Input rows:
§ §
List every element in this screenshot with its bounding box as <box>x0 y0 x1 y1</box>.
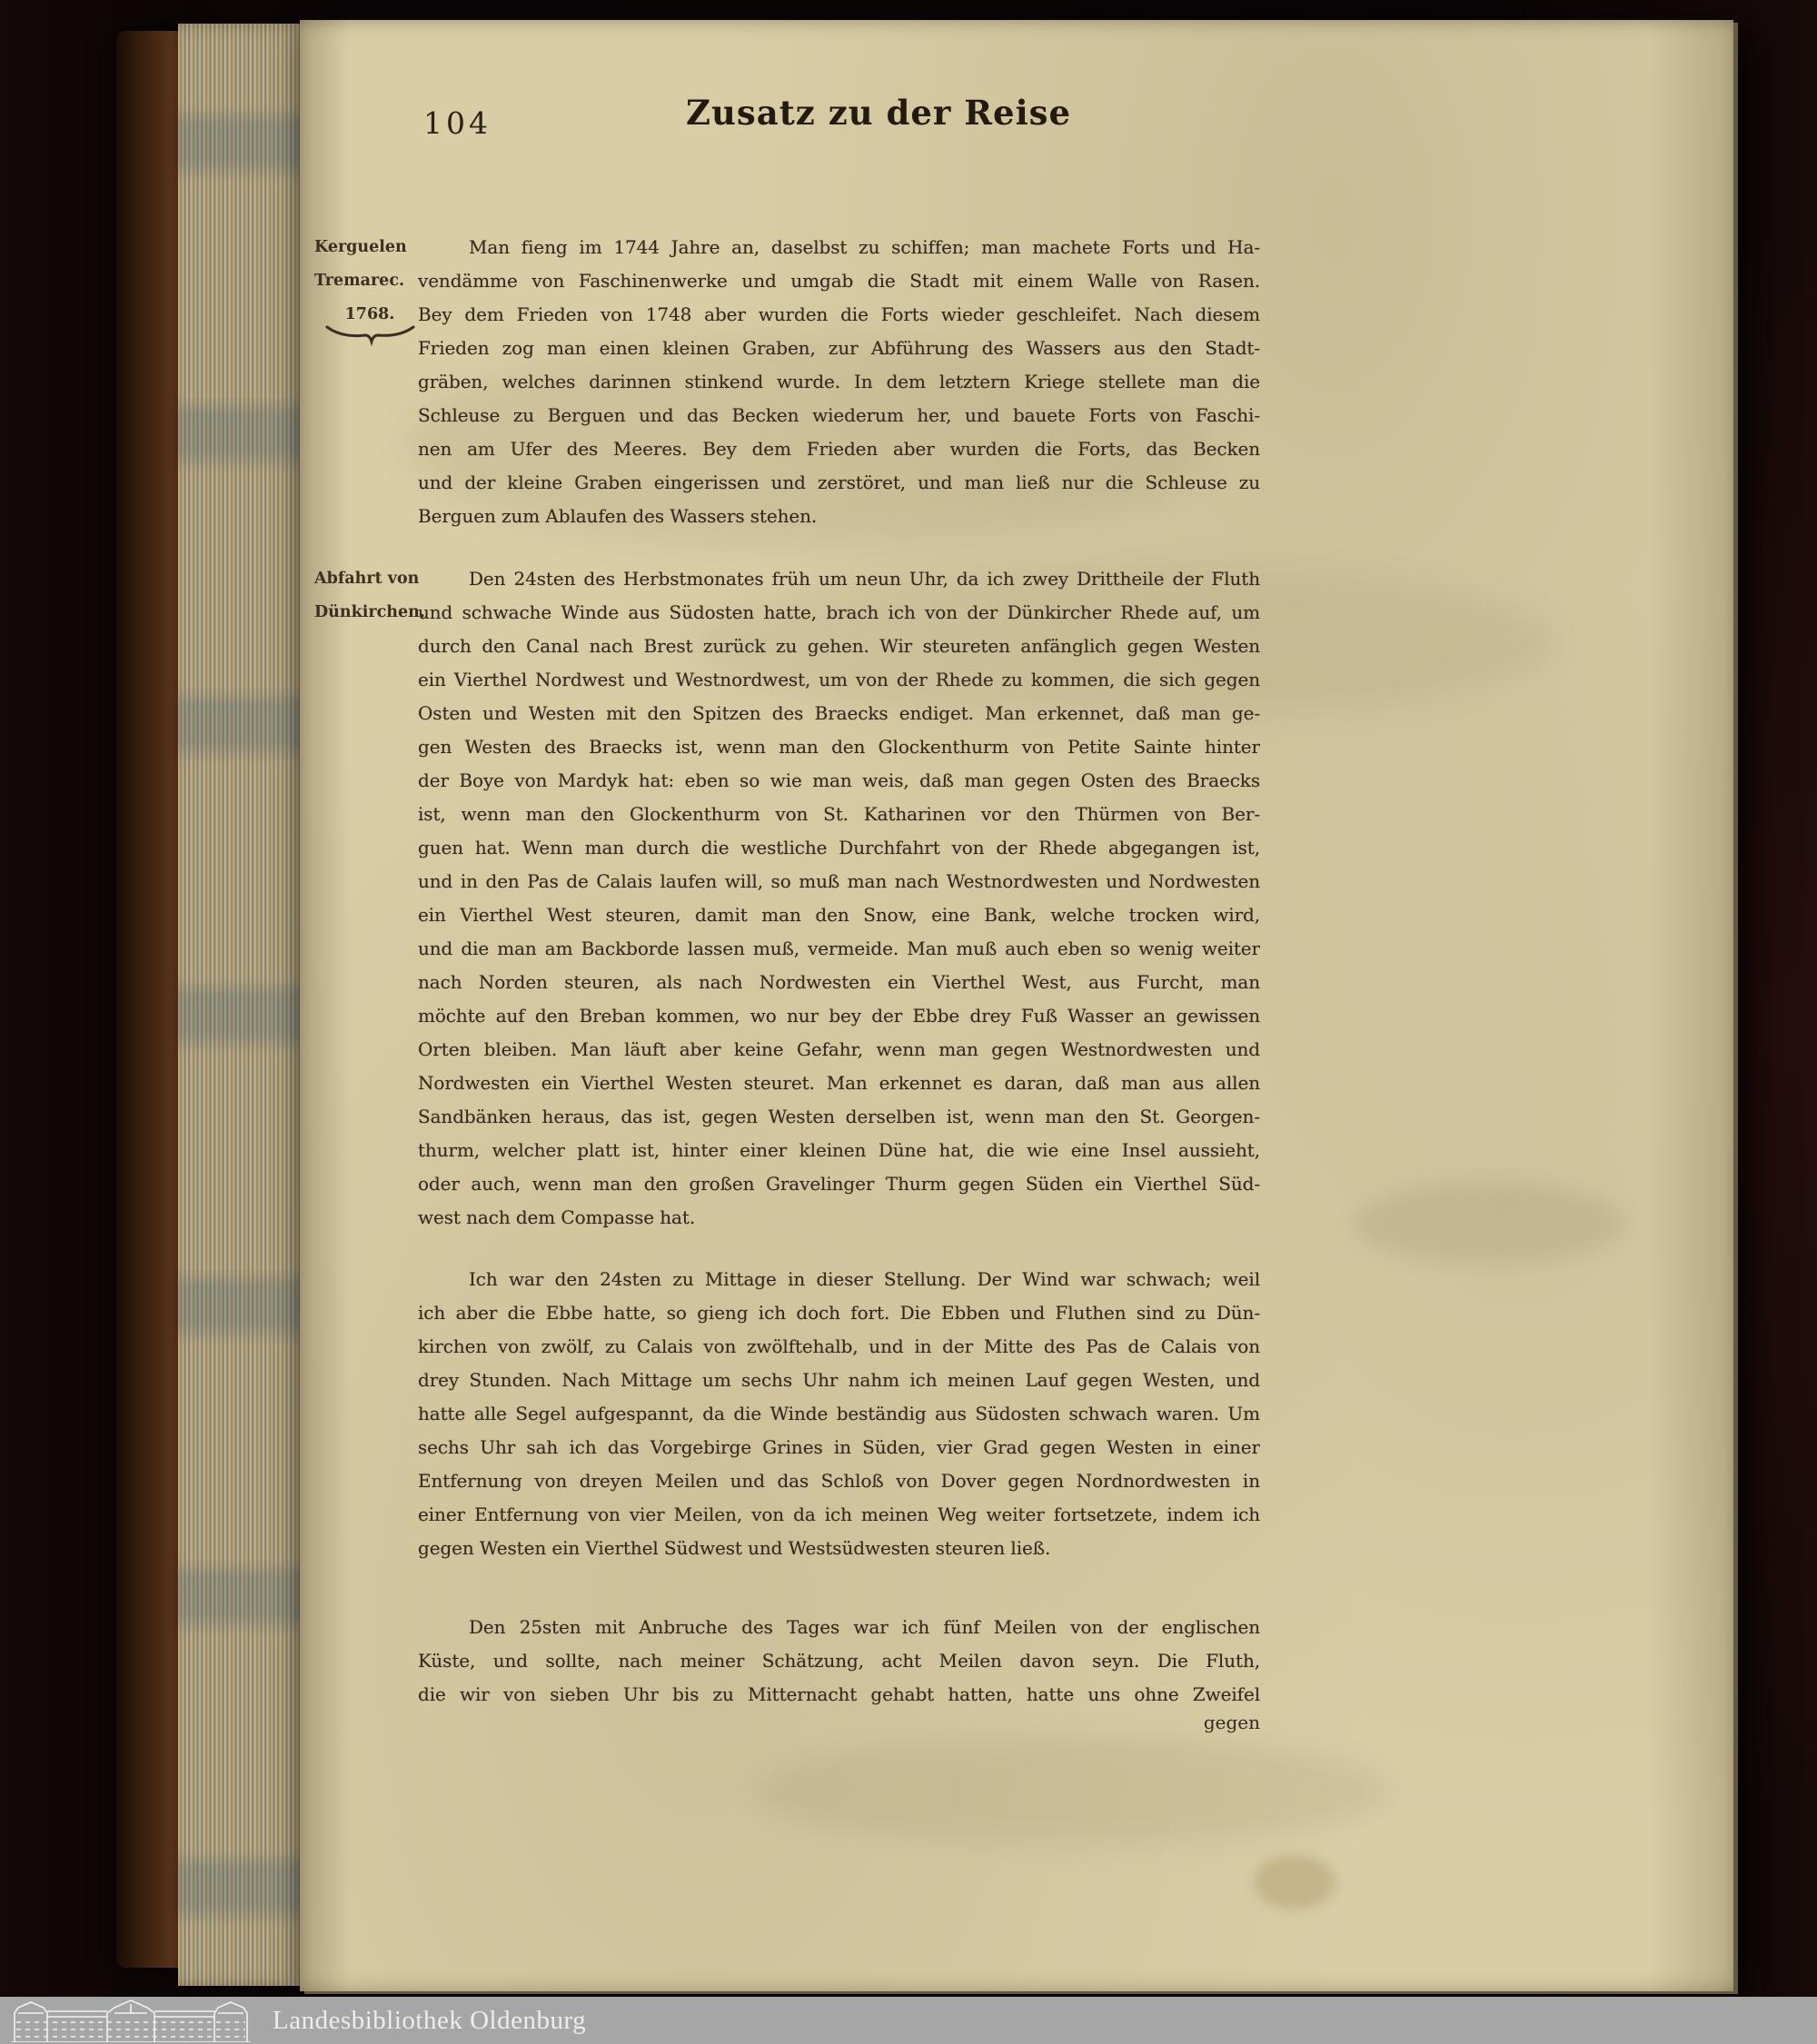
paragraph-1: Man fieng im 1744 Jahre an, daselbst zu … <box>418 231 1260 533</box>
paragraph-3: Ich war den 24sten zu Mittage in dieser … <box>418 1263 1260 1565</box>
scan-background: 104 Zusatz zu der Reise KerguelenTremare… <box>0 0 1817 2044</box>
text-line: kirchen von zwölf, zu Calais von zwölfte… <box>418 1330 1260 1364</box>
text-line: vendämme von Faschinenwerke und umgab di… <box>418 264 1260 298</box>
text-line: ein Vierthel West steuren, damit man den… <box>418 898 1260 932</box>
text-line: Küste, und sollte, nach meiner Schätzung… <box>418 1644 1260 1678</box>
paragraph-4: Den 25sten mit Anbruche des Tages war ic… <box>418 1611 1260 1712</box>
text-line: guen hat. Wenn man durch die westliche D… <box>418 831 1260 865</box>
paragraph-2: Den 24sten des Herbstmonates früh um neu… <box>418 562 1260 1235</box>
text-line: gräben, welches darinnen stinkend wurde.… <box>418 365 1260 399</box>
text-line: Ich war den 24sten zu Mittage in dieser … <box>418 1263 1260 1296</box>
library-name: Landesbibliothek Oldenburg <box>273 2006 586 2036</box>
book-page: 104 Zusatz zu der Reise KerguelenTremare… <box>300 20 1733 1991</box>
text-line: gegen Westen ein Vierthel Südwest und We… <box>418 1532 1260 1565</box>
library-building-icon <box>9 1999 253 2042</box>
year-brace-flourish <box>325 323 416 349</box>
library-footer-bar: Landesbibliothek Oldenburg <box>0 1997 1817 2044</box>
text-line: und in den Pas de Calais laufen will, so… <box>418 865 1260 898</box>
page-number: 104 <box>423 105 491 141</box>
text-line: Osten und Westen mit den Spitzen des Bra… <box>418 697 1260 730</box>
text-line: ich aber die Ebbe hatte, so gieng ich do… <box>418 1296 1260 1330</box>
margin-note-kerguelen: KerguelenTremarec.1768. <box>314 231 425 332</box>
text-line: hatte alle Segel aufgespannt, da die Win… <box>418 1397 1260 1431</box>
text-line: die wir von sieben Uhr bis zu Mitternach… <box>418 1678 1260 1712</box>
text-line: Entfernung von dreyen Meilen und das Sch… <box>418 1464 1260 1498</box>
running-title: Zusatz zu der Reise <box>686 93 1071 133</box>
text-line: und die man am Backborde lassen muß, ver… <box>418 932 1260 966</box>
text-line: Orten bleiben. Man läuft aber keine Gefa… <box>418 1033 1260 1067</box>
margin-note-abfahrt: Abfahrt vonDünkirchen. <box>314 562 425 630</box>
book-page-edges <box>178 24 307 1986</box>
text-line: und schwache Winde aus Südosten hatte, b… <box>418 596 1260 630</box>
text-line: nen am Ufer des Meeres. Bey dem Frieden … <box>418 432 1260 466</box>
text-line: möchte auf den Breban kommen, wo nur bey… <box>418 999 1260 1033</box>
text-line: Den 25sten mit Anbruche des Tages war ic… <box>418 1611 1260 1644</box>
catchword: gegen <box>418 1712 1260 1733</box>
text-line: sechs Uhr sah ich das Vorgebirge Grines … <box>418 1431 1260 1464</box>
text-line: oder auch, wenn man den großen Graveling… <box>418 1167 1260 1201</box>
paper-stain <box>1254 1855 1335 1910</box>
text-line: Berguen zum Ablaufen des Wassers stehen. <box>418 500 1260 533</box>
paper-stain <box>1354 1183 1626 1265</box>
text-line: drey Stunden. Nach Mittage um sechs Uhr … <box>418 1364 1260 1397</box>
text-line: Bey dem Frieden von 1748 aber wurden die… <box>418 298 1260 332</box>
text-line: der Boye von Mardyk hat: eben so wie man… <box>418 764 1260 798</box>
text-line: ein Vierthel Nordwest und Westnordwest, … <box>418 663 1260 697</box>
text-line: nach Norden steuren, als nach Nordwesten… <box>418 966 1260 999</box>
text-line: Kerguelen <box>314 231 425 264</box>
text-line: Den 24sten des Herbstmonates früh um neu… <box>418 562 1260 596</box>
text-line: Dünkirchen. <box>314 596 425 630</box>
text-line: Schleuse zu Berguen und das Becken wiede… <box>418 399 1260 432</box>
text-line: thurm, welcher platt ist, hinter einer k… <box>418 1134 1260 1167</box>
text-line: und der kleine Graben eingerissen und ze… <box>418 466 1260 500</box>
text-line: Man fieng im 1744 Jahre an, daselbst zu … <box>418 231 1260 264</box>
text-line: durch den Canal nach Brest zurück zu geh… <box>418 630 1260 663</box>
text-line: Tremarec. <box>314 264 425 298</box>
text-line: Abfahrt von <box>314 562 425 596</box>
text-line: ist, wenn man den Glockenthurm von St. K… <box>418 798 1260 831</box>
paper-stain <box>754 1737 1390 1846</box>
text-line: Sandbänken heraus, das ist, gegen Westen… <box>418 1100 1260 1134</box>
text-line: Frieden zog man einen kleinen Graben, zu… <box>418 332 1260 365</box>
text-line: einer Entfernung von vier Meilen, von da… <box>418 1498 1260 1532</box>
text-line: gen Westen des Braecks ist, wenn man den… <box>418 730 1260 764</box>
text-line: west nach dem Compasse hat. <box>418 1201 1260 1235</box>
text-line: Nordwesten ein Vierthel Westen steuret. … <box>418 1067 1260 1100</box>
§ §
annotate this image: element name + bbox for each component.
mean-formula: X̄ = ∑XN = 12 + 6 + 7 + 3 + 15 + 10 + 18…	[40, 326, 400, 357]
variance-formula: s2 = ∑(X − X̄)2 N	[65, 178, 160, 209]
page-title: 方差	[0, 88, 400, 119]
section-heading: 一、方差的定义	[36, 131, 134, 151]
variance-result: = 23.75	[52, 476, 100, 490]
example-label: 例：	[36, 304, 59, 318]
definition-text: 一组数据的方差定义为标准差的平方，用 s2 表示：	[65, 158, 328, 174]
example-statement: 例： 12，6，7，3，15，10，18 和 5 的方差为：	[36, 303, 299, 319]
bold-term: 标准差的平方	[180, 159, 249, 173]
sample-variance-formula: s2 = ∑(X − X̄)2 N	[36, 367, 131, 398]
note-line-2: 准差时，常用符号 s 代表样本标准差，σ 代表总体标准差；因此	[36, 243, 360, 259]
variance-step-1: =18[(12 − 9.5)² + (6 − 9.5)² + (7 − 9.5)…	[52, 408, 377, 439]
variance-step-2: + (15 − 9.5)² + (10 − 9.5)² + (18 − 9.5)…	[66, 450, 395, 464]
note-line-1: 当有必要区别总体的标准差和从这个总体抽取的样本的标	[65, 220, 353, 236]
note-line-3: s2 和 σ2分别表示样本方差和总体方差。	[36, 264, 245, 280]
§ §
Lay out the lines of the data from the one containing "annotate this image: element" through the one containing "note-line-3: s2 和" as a Markdown table with the columns Number and Content. Number each line, include both end lines, and leave out any blank lines.

| Number | Content |
|---|---|
| 1 | annotate this image: element name + bbox for each component. |
| 2 | mean-formula: X̄ = ∑XN = 12 + 6 + 7 + 3 + 15 + 10 + 18…	[40, 326, 400, 357] |
| 3 | variance-formula: s2 = ∑(X − X̄)2 N	[65, 178, 160, 209] |
| 4 | page-title: 方差	[0, 88, 400, 119] |
| 5 | section-heading: 一、方差的定义	[36, 131, 134, 151] |
| 6 | variance-result: = 23.75	[52, 476, 100, 490] |
| 7 | example-label: 例：	[36, 304, 59, 318] |
| 8 | definition-text: 一组数据的方差定义为标准差的平方，用 s2 表示：	[65, 158, 328, 174] |
| 9 | example-statement: 例： 12，6，7，3，15，10，18 和 5 的方差为：	[36, 303, 299, 319] |
| 10 | bold-term: 标准差的平方	[180, 159, 249, 173] |
| 11 | sample-variance-formula: s2 = ∑(X − X̄)2 N	[36, 367, 131, 398] |
| 12 | note-line-2: 准差时，常用符号 s 代表样本标准差，σ 代表总体标准差；因此	[36, 243, 360, 259] |
| 13 | variance-step-1: =18[(12 − 9.5)² + (6 − 9.5)² + (7 − 9.5)…	[52, 408, 377, 439] |
| 14 | variance-step-2: + (15 − 9.5)² + (10 − 9.5)² + (18 − 9.5)…	[66, 450, 395, 464] |
| 15 | note-line-1: 当有必要区别总体的标准差和从这个总体抽取的样本的标	[65, 220, 353, 236] |
| 16 | note-line-3: s2 和 σ2分别表示样本方差和总体方差。	[36, 264, 245, 280] |